#### SOURCE DATA:
━━━━━━━━━━━━━━━━━━━━━━━━━━━━━━
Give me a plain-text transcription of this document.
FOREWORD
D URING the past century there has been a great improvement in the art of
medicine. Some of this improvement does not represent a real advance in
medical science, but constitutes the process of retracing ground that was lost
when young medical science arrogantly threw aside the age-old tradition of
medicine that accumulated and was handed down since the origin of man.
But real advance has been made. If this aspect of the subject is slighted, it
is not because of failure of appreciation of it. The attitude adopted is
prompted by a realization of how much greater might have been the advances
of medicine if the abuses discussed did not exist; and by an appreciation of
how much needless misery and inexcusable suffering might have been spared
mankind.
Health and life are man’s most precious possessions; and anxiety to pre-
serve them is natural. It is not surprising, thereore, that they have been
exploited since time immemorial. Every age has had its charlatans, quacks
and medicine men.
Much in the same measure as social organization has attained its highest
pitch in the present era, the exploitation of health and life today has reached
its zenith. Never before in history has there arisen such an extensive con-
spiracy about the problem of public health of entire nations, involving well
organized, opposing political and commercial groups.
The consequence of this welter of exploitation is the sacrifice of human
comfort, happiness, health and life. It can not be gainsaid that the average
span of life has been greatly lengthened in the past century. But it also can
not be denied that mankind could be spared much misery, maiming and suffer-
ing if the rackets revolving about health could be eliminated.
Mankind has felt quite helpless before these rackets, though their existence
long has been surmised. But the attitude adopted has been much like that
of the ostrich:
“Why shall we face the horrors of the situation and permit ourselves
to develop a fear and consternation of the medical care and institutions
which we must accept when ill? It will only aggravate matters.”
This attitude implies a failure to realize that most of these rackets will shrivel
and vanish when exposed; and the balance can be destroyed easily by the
━━━━━━━━━━━━━━━━━━━━━━━━━━━━━━
#### PROBLEM STATEMENT:
Extract each entry in full and write it down exactly.

#### ANSWER FOR THIS EXERCISE:
Give me a plain-text transcription of this document.
FOREWORD
D URING the past century there has been a great improvement in the art of
medicine. Some of this improvement does not represent a real advance in
medical science, but constitutes the process of retracing ground that was lost
when young medical science arrogantly threw aside the age-old tradition of
medicine that accumulated and was handed down since the origin of man.
But real advance has been made. If this aspect of the subject is slighted, it
is not because of failure of appreciation of it. The attitude adopted is
prompted by a realization of how much greater might have been the advances
of medicine if the abuses discussed did not exist; and by an appreciation of
how much needless misery and inexcusable suffering might have been spared
mankind.
Health and life are man’s most precious possessions; and anxiety to pre-
serve them is natural. It is not surprising, thereore, that they have been
exploited since time immemorial. Every age has had its charlatans, quacks
and medicine men.
Much in the same measure as social organization has attained its highest
pitch in the present era, the exploitation of health and life today has reached
its zenith. Never before in history has there arisen such an extensive con-
spiracy about the problem of public health of entire nations, involving well
organized, opposing political and commercial groups.
The consequence of this welter of exploitation is the sacrifice of human
comfort, happiness, health and life. It can not be gainsaid that the average
span of life has been greatly lengthened in the past century. But it also can
not be denied that mankind could be spared much misery, maiming and suffer-
ing if the rackets revolving about health could be eliminated.
Mankind has felt quite helpless before these rackets, though their existence
long has been surmised. But the attitude adopted has been much like that
of the ostrich:
“Why shall we face the horrors of the situation and permit ourselves
to develop a fear and consternation of the medical care and institutions
which we must accept when ill? It will only aggravate matters.”
This attitude implies a failure to realize that most of these rackets will shrivel
and vanish when exposed; and the balance can be destroyed easily by the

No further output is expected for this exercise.